----- DATA TO USE

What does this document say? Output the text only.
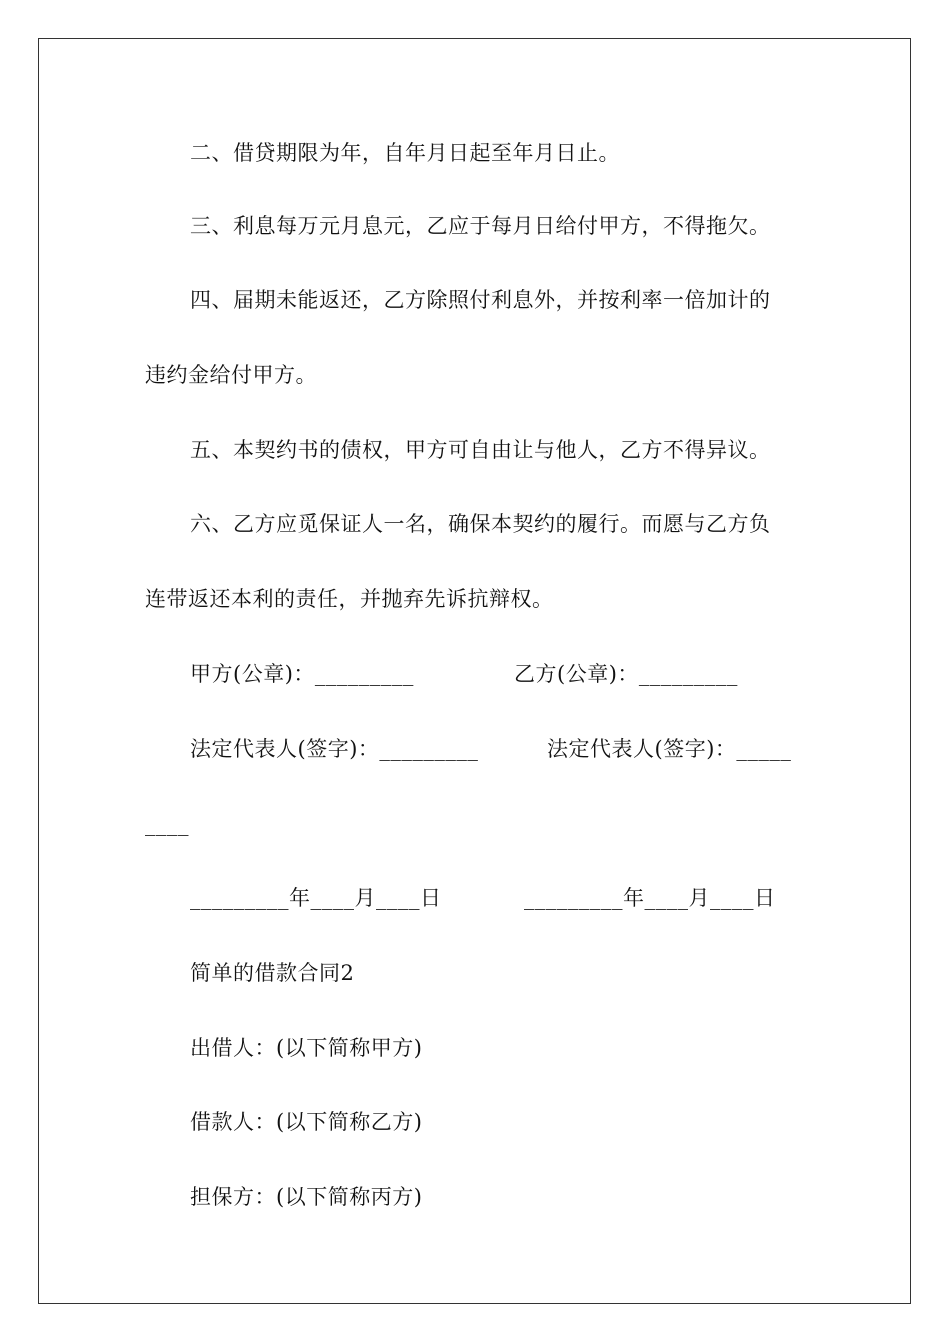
二、借贷期限为年，自年月日起至年月日止。
三、利息每万元月息元，乙应于每月日给付甲方，不得拖欠。
四、届期未能返还，乙方除照付利息外，并按利率一倍加计的
违约金给付甲方。
五、本契约书的债权，甲方可自由让与他人，乙方不得异议。
六、乙方应觅保证人一名，确保本契约的履行。而愿与乙方负
连带返还本利的责任，并抛弃先诉抗辩权。
甲方(公章)：_________	乙方(公章)：_________
法定代表人(签字)：_________	法定代表人(签字)：_____
____
_________年____月____日	_________年____月____日
简单的借款合同2
出借人：(以下简称甲方)
借款人：(以下简称乙方)
担保方：(以下简称丙方)
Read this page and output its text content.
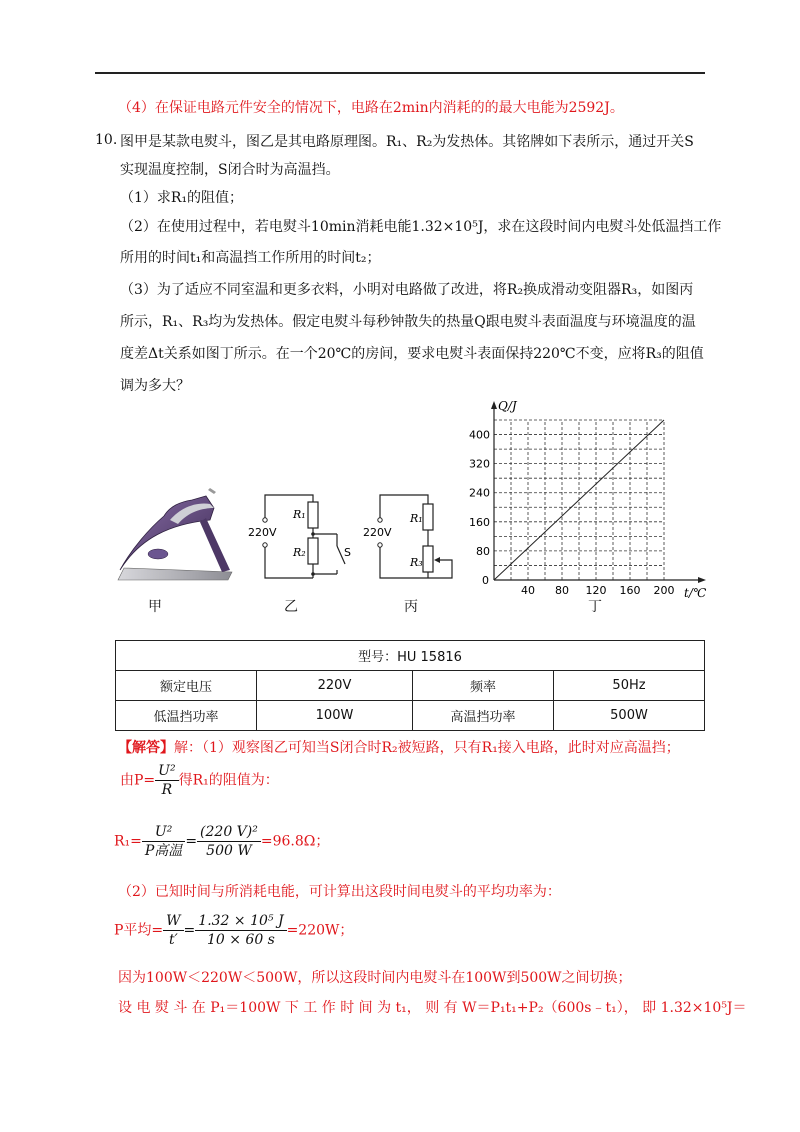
（4）在保证电路元件安全的情况下，电路在2min内消耗的的最大电能为2592J。
10. 图甲是某款电熨斗，图乙是其电路原理图。R₁、R₂为发热体。其铭牌如下表所示，通过开关S
实现温度控制，S闭合时为高温挡。
（1）求R₁的阻值；
（2）在使用过程中，若电熨斗10min消耗电能1.32×10⁵J，求在这段时间内电熨斗处低温挡工作
所用的时间t₁和高温挡工作所用的时间t₂；
（3）为了适应不同室温和更多衣料，小明对电路做了改进，将R₂换成滑动变阻器R₃，如图丙
所示，R₁、R₃均为发热体。假定电熨斗每秒钟散失的热量Q跟电熨斗表面温度与环境温度的温
度差Δt关系如图丁所示。在一个20℃的房间，要求电熨斗表面保持220℃不变，应将R₃的阻值
调为多大？
甲
220V
R₁
R₂	S
乙
220V
R₁
R₃
丙
40 80 120 160 200
80
160
240
320
400
Q/J
t/℃
0
丁
型号：HU 15816			
额定电压	220V	频率	50Hz
低温挡功率	100W	高温挡功率	500W
【解答】解：（1）观察图乙可知当S闭合时R₂被短路，只有R₁接入电路，此时对应高温挡；
由$P= \frac{\text{U²}}{R}$ 得R₁的阻值为：
$R_1= \frac{\text{U²}}{\text{P高温}} = \frac{\text{(220 V)²}}{500 W} =96.8\Omega$；
（2）已知时间与所消耗电能，可计算出这段时间电熨斗的平均功率为：
P平均= $\frac{W}{t'} = \frac{\text{1.32 × 10⁵ J}}{10 \times 60 s} =220W$；
因为100W＜220W＜500W，所以这段时间内电熨斗在100W到500W之间切换；
设 电 熨 斗 在 P₁＝100W 下 工 作 时 间 为 t₁， 则 有 W＝P₁t₁+P₂（600s﹣t₁）， 即 1.32×10⁵J＝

----------

> YOUR OBJECTIVE:
Write out the listing above exactly as it stands, pictures excluded.

> SOLVED EXERCISE:
What does this document say? Output the text only.
二、借贷期限为年，自年月日起至年月日止。
三、利息每万元月息元，乙应于每月日给付甲方，不得拖欠。
四、届期未能返还，乙方除照付利息外，并按利率一倍加计的
违约金给付甲方。
五、本契约书的债权，甲方可自由让与他人，乙方不得异议。
六、乙方应觅保证人一名，确保本契约的履行。而愿与乙方负
连带返还本利的责任，并抛弃先诉抗辩权。
甲方(公章)：_________	乙方(公章)：_________
法定代表人(签字)：_________	法定代表人(签字)：_____
____
_________年____月____日	_________年____月____日
简单的借款合同2
出借人：(以下简称甲方)
借款人：(以下简称乙方)
担保方：(以下简称丙方)
Read this page and output its text content.
（4）在保证电路元件安全的情况下，电路在2min内消耗的的最大电能为2592J。
10. 图甲是某款电熨斗，图乙是其电路原理图。R₁、R₂为发热体。其铭牌如下表所示，通过开关S
实现温度控制，S闭合时为高温挡。
（1）求R₁的阻值；
（2）在使用过程中，若电熨斗10min消耗电能1.32×10⁵J，求在这段时间内电熨斗处低温挡工作
所用的时间t₁和高温挡工作所用的时间t₂；
（3）为了适应不同室温和更多衣料，小明对电路做了改进，将R₂换成滑动变阻器R₃，如图丙
所示，R₁、R₃均为发热体。假定电熨斗每秒钟散失的热量Q跟电熨斗表面温度与环境温度的温
度差Δt关系如图丁所示。在一个20℃的房间，要求电熨斗表面保持220℃不变，应将R₃的阻值
调为多大？
甲
220V
R₁
R₂	S
乙
220V
R₁
R₃
丙
40 80 120 160 200
80
160
240
320
400
Q/J
t/℃
0
丁
型号：HU 15816			
额定电压	220V	频率	50Hz
低温挡功率	100W	高温挡功率	500W
【解答】解：（1）观察图乙可知当S闭合时R₂被短路，只有R₁接入电路，此时对应高温挡；
由$P= \frac{\text{U²}}{R}$ 得R₁的阻值为：
$R_1= \frac{\text{U²}}{\text{P高温}} = \frac{\text{(220 V)²}}{500 W} =96.8\Omega$；
（2）已知时间与所消耗电能，可计算出这段时间电熨斗的平均功率为：
P平均= $\frac{W}{t'} = \frac{\text{1.32 × 10⁵ J}}{10 \times 60 s} =220W$；
因为100W＜220W＜500W，所以这段时间内电熨斗在100W到500W之间切换；
设 电 熨 斗 在 P₁＝100W 下 工 作 时 间 为 t₁， 则 有 W＝P₁t₁+P₂（600s﹣t₁）， 即 1.32×10⁵J＝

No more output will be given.